- STATED GOAL
Search the records below for the word "tempor". Pull out each line that has it.

Stored data:
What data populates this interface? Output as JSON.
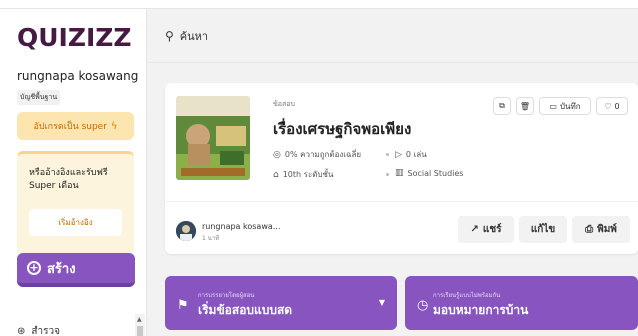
{
  "brand": {
    "logo": "QUIZIZZ",
    "color": "#461a42",
    "accent": "#8854c0"
  },
  "sidebar": {
    "username": "rungnapa kosawang",
    "plan": "บัญชีพื้นฐาน",
    "upgrade_label": "อัปเกรดเป็น super",
    "referral_text": "หรืออ้างอิงและรับฟรี Super เดือน",
    "referral_button": "เริ่มอ้างอิง",
    "create_label": "สร้าง",
    "nav_item": "สำรวจ"
  },
  "search": {
    "placeholder": "ค้นหา"
  },
  "quiz": {
    "type": "ข้อสอบ",
    "title": "เรื่องเศรษฐกิจพอเพียง",
    "accuracy": "0% ความถูกต้องเฉลี่ย",
    "plays": "0 เล่น",
    "grade": "10th ระดับชั้น",
    "subject": "Social Studies",
    "save_label": "บันทึก",
    "likes": "0",
    "author": "rungnapa kosawa...",
    "time": "1 นาที",
    "share_label": "แชร์",
    "edit_label": "แก้ไข",
    "print_label": "พิมพ์"
  },
  "actions": {
    "live": {
      "small": "การบรรยายโดยผู้สอน",
      "big": "เริ่มข้อสอบแบบสด"
    },
    "homework": {
      "small": "การเรียนรู้แบบไม่พร้อมกัน",
      "big": "มอบหมายการบ้าน"
    }
  }
}
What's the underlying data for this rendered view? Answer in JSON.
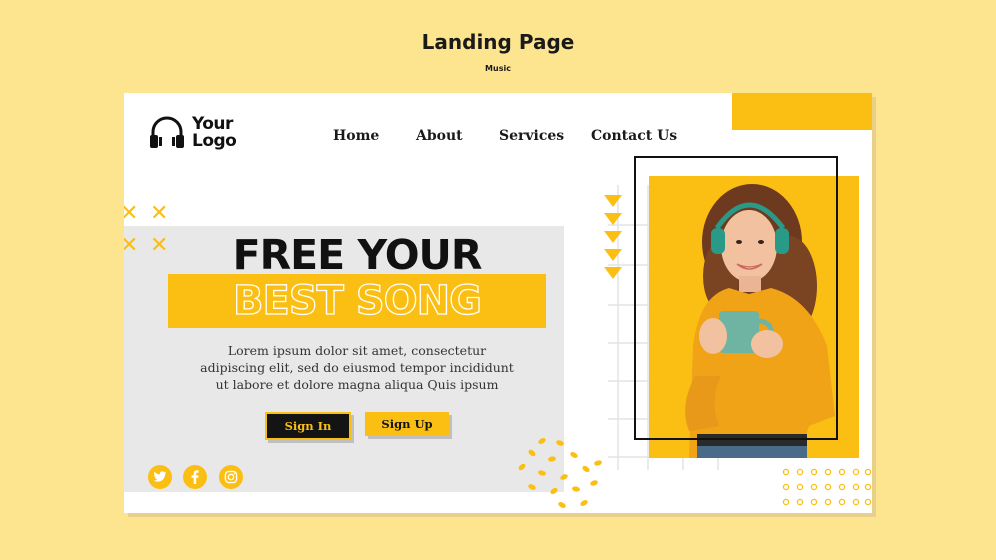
{
  "page": {
    "title": "Landing Page",
    "subtitle": "Music"
  },
  "brand": {
    "logo_text": "Your Logo",
    "logo_line1": "Your",
    "logo_line2": "Logo",
    "logo_icon": "headphones-icon"
  },
  "nav": {
    "items": [
      {
        "label": "Home"
      },
      {
        "label": "About"
      },
      {
        "label": "Services"
      },
      {
        "label": "Contact Us"
      }
    ]
  },
  "hero": {
    "headline": "FREE YOUR",
    "headline_highlight": "BEST SONG",
    "body": "Lorem ipsum dolor sit amet, consectetur adipiscing elit, sed do eiusmod tempor incididunt ut labore et dolore magna aliqua Quis ipsum",
    "body_line1": "Lorem ipsum dolor sit amet, consectetur",
    "body_line2": "adipiscing elit, sed do eiusmod tempor incididunt",
    "body_line3": "ut labore et dolore magna aliqua Quis ipsum",
    "signin_label": "Sign In",
    "signup_label": "Sign Up"
  },
  "social": [
    {
      "icon": "twitter-icon"
    },
    {
      "icon": "facebook-icon"
    },
    {
      "icon": "instagram-icon"
    }
  ],
  "image": {
    "subject": "woman-with-headphones-and-mug"
  },
  "colors": {
    "background": "#fde48f",
    "accent": "#fbbf14",
    "dark": "#141414",
    "panel": "#e8e8e8",
    "card": "#ffffff"
  }
}
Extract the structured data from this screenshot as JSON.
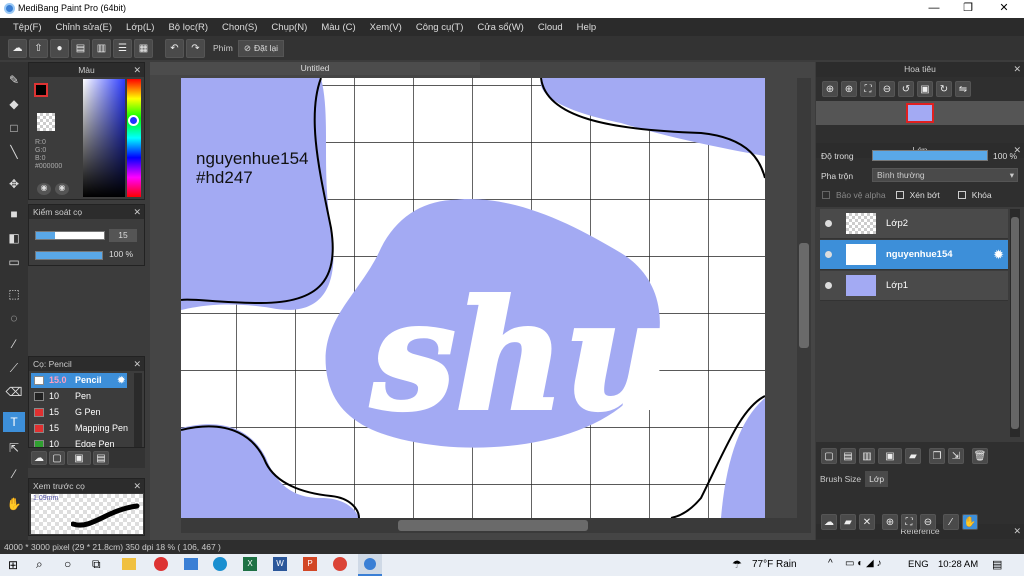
{
  "window": {
    "title": "MediBang Paint Pro (64bit)",
    "min": "—",
    "max": "❐",
    "close": "✕"
  },
  "menu": [
    "Tệp(F)",
    "Chỉnh sửa(E)",
    "Lớp(L)",
    "Bộ lọc(R)",
    "Chọn(S)",
    "Chụp(N)",
    "Màu (C)",
    "Xem(V)",
    "Công cụ(T)",
    "Cửa sổ(W)",
    "Cloud",
    "Help"
  ],
  "toolbar": {
    "shortcut_label": "Phím",
    "reset_label": "Đặt lại"
  },
  "color_panel": {
    "title": "Màu",
    "r": "R:0",
    "g": "G:0",
    "b": "B:0",
    "hex": "#000000"
  },
  "brush_control": {
    "title": "Kiểm soát cọ",
    "size": "15",
    "opacity": "100 %"
  },
  "brush_panel": {
    "title": "Cọ: Pencil",
    "items": [
      {
        "size": "15.0",
        "name": "Pencil",
        "color": "#ffffff"
      },
      {
        "size": "10",
        "name": "Pen",
        "color": "#222222"
      },
      {
        "size": "15",
        "name": "G Pen",
        "color": "#e03030"
      },
      {
        "size": "15",
        "name": "Mapping Pen",
        "color": "#e03030"
      },
      {
        "size": "10",
        "name": "Edge Pen",
        "color": "#30a030"
      }
    ]
  },
  "preview_panel": {
    "title": "Xem trước cọ",
    "size": "1.09mm"
  },
  "document": {
    "tab": "Untitled",
    "text1": "nguyenhue154",
    "text2": "#hd247",
    "logo": "shu"
  },
  "navigator": {
    "title": "Hoa tiêu"
  },
  "layer_panel": {
    "title": "Lớp",
    "opacity_label": "Độ trong",
    "opacity_value": "100 %",
    "blend_label": "Pha trộn",
    "blend_value": "Bình thường",
    "protect_alpha": "Bảo vệ alpha",
    "clipping": "Xén bớt",
    "lock": "Khóa",
    "layers": [
      "Lớp2",
      "nguyenhue154",
      "Lớp1"
    ]
  },
  "bottom_tabs": {
    "brush_size": "Brush Size",
    "layer": "Lớp"
  },
  "reference_panel": {
    "title": "Reference"
  },
  "status": {
    "text": "4000 * 3000 pixel   (29 * 21.8cm)   350 dpi   18 %   ( 106, 467 )"
  },
  "taskbar": {
    "weather": "77°F  Rain",
    "lang": "ENG",
    "time": "10:28 AM"
  },
  "colors": {
    "blob": "#a3aaf3",
    "accent": "#3d8fd9"
  }
}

- WRITTEN ANSWER
    "body": "Lorem ipsum dolor sit amet, consectetur adipiscing elit, sed do eiusmod tempor incididunt ut labore et dolore magna aliqua Quis ipsum",
    "body_line2": "adipiscing elit, sed do eiusmod tempor incididunt",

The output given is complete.